Directions for this task → For every line in the data below that contains "label", copy the line.

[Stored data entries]
** Start **

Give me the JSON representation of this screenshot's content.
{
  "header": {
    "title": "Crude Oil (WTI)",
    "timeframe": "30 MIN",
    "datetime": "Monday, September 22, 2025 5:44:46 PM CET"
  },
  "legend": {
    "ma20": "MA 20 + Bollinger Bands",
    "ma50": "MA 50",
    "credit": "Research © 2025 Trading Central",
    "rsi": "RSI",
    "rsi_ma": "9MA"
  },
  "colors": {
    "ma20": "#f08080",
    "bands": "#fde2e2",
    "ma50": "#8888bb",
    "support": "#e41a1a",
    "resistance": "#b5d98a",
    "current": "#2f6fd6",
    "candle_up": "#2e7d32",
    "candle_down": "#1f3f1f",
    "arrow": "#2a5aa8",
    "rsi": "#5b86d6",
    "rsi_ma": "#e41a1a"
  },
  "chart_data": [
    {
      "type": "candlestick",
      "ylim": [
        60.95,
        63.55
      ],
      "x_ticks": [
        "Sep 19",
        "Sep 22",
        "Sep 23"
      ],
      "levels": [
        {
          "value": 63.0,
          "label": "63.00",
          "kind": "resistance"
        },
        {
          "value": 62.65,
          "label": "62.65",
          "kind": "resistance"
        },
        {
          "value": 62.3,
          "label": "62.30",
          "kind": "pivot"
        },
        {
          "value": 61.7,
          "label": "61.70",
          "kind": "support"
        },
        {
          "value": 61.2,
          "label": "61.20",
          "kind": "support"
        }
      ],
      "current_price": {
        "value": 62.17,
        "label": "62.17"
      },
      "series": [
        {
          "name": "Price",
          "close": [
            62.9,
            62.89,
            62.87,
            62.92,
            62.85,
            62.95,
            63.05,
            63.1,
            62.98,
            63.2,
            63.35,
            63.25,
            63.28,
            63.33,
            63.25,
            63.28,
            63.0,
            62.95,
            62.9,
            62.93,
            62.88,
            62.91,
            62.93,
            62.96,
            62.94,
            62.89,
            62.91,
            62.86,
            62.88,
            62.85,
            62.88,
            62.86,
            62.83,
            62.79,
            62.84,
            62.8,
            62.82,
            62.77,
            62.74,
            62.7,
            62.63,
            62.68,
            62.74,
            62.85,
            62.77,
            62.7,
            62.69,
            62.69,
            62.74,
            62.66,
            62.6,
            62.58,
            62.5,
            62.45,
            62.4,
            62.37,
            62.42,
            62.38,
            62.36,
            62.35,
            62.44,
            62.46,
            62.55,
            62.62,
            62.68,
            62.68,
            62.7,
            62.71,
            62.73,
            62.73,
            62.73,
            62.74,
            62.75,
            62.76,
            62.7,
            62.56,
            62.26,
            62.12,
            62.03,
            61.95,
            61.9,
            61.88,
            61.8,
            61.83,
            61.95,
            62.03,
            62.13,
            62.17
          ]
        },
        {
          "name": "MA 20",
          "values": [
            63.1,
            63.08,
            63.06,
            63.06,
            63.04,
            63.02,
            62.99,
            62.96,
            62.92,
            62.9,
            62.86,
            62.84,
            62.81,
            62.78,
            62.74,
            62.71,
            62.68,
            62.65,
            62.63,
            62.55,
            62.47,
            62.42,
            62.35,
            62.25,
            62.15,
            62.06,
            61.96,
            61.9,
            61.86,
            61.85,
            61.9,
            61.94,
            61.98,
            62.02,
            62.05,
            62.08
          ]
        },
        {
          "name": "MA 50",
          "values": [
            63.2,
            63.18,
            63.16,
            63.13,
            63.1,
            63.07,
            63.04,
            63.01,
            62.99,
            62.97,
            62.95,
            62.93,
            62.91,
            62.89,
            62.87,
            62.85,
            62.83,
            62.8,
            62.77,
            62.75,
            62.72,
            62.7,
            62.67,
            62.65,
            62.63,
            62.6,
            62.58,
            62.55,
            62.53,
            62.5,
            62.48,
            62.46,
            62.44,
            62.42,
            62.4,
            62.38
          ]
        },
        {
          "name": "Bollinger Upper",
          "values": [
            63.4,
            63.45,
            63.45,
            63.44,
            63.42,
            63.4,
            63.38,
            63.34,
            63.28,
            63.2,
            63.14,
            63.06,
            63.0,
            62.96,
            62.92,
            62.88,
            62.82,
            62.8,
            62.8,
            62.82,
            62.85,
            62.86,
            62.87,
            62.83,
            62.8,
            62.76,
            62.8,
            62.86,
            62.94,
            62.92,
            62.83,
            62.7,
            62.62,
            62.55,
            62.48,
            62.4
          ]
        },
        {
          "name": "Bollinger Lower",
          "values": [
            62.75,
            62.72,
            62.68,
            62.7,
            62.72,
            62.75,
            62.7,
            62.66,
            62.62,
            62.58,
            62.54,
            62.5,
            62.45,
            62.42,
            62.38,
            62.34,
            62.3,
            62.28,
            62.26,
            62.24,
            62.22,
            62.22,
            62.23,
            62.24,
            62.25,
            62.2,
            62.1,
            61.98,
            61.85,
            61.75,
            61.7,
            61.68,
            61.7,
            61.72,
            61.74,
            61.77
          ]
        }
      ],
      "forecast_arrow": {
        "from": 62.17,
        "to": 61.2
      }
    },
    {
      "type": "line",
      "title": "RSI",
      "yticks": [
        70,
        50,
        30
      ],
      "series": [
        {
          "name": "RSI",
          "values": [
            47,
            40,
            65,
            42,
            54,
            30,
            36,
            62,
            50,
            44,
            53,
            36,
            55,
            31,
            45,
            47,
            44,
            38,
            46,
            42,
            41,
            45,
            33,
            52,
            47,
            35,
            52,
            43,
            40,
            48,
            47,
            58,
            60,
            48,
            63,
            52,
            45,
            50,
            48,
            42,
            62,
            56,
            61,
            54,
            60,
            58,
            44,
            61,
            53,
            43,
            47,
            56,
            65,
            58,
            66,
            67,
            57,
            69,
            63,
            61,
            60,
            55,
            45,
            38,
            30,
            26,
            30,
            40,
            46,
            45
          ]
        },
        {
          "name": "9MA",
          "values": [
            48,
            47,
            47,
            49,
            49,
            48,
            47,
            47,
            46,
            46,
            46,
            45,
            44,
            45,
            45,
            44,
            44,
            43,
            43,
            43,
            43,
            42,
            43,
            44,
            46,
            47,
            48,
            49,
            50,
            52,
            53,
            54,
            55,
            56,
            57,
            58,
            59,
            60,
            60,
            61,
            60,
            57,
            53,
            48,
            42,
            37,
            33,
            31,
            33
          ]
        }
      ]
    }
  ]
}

** End **

Output →
          "label": "63.00",
          "label": "62.65",
          "label": "62.30",
          "label": "61.70",
          "label": "61.20",
        "label": "62.17"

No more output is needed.